* [Given task]
Rewrite the lines starting at the one containing "page-heading: 命名虚 bbox=[234, 62, 267, 76]" and ending at the one containing "section-label: M bbox=[628, 88, 638, 100]" as a numbered list, omitting any blank lines.

* [Raw records]
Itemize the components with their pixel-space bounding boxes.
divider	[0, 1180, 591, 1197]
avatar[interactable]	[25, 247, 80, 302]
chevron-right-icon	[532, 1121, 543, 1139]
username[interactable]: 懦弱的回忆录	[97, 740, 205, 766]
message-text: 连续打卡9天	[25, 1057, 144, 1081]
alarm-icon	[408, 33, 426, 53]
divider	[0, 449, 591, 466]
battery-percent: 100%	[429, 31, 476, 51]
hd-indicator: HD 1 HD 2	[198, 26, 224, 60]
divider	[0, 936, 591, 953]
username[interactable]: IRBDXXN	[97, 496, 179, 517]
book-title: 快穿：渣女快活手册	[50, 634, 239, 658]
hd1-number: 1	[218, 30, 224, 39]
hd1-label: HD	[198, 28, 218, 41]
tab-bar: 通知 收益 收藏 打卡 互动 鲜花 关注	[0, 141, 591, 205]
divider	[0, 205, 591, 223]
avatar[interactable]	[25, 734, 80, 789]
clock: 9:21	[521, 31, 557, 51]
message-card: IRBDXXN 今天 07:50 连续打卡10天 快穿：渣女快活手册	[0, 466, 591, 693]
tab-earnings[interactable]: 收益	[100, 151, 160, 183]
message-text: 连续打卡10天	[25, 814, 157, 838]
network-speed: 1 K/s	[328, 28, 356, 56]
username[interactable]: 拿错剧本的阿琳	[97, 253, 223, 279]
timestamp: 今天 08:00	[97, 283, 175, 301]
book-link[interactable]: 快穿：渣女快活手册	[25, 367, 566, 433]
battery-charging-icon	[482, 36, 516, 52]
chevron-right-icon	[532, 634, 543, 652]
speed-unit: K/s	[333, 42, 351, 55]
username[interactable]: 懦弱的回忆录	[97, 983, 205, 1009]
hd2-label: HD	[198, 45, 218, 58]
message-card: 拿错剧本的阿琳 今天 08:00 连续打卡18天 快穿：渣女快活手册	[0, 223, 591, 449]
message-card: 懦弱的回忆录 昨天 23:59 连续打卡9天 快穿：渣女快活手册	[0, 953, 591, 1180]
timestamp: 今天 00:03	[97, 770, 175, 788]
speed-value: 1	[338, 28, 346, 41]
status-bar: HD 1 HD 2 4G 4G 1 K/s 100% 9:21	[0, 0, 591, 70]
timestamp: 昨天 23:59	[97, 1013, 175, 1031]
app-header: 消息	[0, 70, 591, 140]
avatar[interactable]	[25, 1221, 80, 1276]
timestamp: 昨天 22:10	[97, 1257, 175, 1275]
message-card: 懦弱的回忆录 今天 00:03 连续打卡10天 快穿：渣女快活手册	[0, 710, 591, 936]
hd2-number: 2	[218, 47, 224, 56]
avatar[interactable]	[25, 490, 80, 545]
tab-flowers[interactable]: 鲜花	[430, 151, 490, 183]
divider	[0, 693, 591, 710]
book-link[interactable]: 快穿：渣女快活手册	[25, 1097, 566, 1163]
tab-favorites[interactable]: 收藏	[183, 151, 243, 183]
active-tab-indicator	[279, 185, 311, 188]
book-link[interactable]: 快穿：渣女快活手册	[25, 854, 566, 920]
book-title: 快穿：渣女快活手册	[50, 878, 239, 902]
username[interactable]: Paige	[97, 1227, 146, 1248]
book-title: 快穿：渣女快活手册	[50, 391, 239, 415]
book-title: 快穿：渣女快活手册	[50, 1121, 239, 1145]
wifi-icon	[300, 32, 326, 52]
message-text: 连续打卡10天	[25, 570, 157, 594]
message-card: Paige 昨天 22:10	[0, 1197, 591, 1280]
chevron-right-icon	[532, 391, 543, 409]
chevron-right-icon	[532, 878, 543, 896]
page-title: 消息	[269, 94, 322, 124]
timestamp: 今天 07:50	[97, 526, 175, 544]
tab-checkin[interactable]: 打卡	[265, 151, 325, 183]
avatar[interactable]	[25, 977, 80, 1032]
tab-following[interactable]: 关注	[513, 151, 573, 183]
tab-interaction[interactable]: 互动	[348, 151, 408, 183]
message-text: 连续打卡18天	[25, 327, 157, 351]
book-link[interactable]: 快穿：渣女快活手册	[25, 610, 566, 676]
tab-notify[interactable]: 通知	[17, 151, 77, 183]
--
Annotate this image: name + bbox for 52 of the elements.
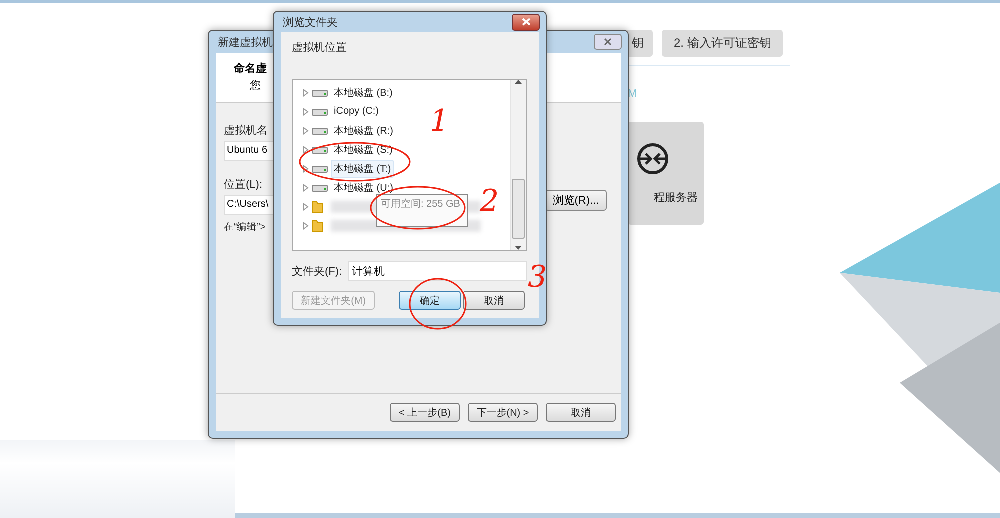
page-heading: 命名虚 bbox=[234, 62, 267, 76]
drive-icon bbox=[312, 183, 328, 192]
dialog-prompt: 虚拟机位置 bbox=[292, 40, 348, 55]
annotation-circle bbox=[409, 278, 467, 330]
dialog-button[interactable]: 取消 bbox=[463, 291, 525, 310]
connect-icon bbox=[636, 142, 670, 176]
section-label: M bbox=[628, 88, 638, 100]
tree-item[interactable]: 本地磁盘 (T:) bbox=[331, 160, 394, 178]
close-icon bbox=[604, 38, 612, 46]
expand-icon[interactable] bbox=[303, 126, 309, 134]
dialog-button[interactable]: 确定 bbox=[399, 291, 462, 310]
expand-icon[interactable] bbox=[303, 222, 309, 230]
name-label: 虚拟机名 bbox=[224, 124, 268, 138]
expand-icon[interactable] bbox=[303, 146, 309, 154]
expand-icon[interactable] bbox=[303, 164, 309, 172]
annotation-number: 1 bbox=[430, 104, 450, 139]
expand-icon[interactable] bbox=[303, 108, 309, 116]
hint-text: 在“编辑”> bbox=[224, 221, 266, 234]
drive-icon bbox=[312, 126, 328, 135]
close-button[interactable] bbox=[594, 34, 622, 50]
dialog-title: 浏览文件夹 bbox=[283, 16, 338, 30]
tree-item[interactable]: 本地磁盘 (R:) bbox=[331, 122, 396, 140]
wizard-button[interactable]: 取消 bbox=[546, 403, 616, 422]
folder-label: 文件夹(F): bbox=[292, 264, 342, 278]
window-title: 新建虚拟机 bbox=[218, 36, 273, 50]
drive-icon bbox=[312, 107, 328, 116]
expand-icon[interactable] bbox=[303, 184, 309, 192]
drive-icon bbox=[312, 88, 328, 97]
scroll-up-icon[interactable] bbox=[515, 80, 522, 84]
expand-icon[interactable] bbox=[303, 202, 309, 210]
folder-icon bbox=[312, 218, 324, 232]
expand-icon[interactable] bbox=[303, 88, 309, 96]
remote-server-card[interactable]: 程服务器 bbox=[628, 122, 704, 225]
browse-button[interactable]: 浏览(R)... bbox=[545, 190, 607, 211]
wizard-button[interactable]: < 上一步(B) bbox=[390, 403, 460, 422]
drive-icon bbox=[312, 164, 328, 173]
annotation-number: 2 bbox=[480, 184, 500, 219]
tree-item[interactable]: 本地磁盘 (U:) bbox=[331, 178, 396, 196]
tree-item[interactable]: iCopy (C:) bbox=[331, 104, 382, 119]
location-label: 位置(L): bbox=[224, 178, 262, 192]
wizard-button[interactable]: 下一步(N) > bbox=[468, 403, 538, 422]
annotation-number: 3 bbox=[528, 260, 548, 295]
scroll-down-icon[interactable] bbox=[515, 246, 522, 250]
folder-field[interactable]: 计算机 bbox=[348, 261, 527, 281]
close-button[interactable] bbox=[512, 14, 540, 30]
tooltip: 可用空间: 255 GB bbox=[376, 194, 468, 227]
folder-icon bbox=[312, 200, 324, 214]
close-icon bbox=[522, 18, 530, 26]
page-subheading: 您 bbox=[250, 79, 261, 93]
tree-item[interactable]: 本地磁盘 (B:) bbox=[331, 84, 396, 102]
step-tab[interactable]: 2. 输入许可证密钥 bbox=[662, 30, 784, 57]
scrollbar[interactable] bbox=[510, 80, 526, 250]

* [Right answer]
1. page-heading: 命名虚 bbox=[234, 62, 267, 76]
2. drive-icon bbox=[312, 183, 328, 192]
3. dialog-prompt: 虚拟机位置 bbox=[292, 40, 348, 55]
4. annotation-circle bbox=[409, 278, 467, 330]
5. dialog-button[interactable]: 取消 bbox=[463, 291, 525, 310]
6. connect-icon bbox=[636, 142, 670, 176]
7. section-label: M bbox=[628, 88, 638, 100]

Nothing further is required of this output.